» **Collection entries**
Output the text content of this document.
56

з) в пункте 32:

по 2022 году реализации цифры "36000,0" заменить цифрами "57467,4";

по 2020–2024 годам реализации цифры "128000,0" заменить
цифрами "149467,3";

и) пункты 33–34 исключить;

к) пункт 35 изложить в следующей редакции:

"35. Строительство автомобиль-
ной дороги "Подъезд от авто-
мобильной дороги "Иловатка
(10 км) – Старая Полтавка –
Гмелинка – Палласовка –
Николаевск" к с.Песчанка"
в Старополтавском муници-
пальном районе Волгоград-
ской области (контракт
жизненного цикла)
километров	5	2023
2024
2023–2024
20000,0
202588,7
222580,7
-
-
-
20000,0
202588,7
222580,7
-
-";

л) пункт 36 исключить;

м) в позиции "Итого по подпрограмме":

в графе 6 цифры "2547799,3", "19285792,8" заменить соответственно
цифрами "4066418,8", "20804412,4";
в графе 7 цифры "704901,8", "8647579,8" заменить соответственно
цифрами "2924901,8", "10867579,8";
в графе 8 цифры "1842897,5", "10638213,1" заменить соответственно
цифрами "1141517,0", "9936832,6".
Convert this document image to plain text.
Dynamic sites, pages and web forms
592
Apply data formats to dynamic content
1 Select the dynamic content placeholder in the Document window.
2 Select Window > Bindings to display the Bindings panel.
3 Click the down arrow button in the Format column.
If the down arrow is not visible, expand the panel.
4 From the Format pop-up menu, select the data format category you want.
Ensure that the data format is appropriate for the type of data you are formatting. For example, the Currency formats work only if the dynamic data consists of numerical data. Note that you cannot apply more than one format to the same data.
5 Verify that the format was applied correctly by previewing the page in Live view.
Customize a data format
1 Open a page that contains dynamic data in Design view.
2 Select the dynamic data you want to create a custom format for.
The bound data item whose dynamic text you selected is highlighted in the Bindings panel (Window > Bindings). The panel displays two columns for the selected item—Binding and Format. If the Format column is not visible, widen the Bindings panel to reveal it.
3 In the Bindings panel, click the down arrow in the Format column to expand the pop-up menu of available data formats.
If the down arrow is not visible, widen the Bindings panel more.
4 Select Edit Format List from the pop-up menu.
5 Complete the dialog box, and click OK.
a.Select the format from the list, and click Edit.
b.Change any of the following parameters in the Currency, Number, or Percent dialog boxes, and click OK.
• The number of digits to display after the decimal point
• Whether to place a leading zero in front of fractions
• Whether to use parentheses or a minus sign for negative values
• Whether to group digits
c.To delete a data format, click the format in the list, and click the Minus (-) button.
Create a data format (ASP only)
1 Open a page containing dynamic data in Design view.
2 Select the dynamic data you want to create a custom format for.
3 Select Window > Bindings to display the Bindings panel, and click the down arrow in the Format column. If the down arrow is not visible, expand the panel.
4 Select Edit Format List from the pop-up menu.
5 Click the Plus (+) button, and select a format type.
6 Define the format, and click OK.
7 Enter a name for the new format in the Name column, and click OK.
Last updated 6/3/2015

» **Exercise goal**
From the data above, extract every line in its exact form.

» **Problem solution**
Output the text content of this document.
56

з) в пункте 32:

по 2022 году реализации цифры "36000,0" заменить цифрами "57467,4";

по 2020–2024 годам реализации цифры "128000,0" заменить
цифрами "149467,3";

и) пункты 33–34 исключить;

к) пункт 35 изложить в следующей редакции:

"35. Строительство автомобиль-
ной дороги "Подъезд от авто-
мобильной дороги "Иловатка
(10 км) – Старая Полтавка –
Гмелинка – Палласовка –
Николаевск" к с.Песчанка"
в Старополтавском муници-
пальном районе Волгоград-
ской области (контракт
жизненного цикла)
километров	5	2023
2024
2023–2024
20000,0
202588,7
222580,7
-
-
-
20000,0
202588,7
222580,7
-
-";

л) пункт 36 исключить;

м) в позиции "Итого по подпрограмме":

в графе 6 цифры "2547799,3", "19285792,8" заменить соответственно
цифрами "4066418,8", "20804412,4";
в графе 7 цифры "704901,8", "8647579,8" заменить соответственно
цифрами "2924901,8", "10867579,8";
в графе 8 цифры "1842897,5", "10638213,1" заменить соответственно
цифрами "1141517,0", "9936832,6".
Convert this document image to plain text.
Dynamic sites, pages and web forms
592
Apply data formats to dynamic content
1 Select the dynamic content placeholder in the Document window.
2 Select Window > Bindings to display the Bindings panel.
3 Click the down arrow button in the Format column.
If the down arrow is not visible, expand the panel.
4 From the Format pop-up menu, select the data format category you want.
Ensure that the data format is appropriate for the type of data you are formatting. For example, the Currency formats work only if the dynamic data consists of numerical data. Note that you cannot apply more than one format to the same data.
5 Verify that the format was applied correctly by previewing the page in Live view.
Customize a data format
1 Open a page that contains dynamic data in Design view.
2 Select the dynamic data you want to create a custom format for.
The bound data item whose dynamic text you selected is highlighted in the Bindings panel (Window > Bindings). The panel displays two columns for the selected item—Binding and Format. If the Format column is not visible, widen the Bindings panel to reveal it.
3 In the Bindings panel, click the down arrow in the Format column to expand the pop-up menu of available data formats.
If the down arrow is not visible, widen the Bindings panel more.
4 Select Edit Format List from the pop-up menu.
5 Complete the dialog box, and click OK.
a.Select the format from the list, and click Edit.
b.Change any of the following parameters in the Currency, Number, or Percent dialog boxes, and click OK.
• The number of digits to display after the decimal point
• Whether to place a leading zero in front of fractions
• Whether to use parentheses or a minus sign for negative values
• Whether to group digits
c.To delete a data format, click the format in the list, and click the Minus (-) button.
Create a data format (ASP only)
1 Open a page containing dynamic data in Design view.
2 Select the dynamic data you want to create a custom format for.
3 Select Window > Bindings to display the Bindings panel, and click the down arrow in the Format column. If the down arrow is not visible, expand the panel.
4 Select Edit Format List from the pop-up menu.
5 Click the Plus (+) button, and select a format type.
6 Define the format, and click OK.
7 Enter a name for the new format in the Name column, and click OK.
Last updated 6/3/2015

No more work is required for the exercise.